Gather all lines in the entries that include the word "Emperor".

[Dataset items]
— begin —
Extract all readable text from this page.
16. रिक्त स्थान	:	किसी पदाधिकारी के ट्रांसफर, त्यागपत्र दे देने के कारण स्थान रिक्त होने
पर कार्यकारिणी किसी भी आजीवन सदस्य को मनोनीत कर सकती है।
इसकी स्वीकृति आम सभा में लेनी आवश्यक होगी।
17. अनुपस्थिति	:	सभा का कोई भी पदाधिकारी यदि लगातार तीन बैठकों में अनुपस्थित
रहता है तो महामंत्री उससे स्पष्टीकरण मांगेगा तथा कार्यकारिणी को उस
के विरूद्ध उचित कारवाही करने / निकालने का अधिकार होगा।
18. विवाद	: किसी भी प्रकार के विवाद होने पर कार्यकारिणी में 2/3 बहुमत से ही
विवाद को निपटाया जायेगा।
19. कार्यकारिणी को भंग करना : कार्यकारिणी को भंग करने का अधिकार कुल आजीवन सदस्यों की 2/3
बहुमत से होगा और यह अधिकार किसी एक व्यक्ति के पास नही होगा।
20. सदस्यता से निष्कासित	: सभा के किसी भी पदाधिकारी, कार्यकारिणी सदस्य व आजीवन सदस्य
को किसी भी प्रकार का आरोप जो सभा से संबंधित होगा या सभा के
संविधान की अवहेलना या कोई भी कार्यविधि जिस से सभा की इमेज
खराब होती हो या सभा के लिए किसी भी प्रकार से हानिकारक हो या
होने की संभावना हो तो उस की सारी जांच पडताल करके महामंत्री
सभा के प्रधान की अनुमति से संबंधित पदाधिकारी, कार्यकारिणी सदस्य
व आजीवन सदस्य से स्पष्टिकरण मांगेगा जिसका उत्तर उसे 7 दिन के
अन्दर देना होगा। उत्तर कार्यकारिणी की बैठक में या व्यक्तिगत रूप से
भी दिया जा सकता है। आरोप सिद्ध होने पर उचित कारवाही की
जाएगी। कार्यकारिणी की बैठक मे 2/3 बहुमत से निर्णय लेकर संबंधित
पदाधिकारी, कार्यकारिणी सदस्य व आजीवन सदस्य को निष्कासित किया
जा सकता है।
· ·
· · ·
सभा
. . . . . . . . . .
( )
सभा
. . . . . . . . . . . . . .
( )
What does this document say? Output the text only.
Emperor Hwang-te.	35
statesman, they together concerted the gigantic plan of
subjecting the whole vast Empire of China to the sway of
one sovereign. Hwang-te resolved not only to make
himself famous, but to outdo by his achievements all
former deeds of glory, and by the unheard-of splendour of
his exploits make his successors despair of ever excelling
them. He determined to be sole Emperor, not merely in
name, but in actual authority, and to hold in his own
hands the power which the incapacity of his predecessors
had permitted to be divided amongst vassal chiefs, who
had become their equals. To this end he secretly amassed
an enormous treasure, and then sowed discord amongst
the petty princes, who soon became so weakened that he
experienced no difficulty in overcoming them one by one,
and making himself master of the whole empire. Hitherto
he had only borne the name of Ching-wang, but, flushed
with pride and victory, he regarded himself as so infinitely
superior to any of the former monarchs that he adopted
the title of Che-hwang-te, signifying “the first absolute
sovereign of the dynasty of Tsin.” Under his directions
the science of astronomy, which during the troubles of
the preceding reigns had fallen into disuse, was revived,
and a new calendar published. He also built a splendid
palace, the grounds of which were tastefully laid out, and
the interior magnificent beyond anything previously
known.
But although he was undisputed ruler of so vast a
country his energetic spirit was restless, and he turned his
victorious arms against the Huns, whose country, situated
— end —
◆ Solved exercise ◆
Emperor Hwang-te.	35
them. He determined to be sole Emperor, not merely in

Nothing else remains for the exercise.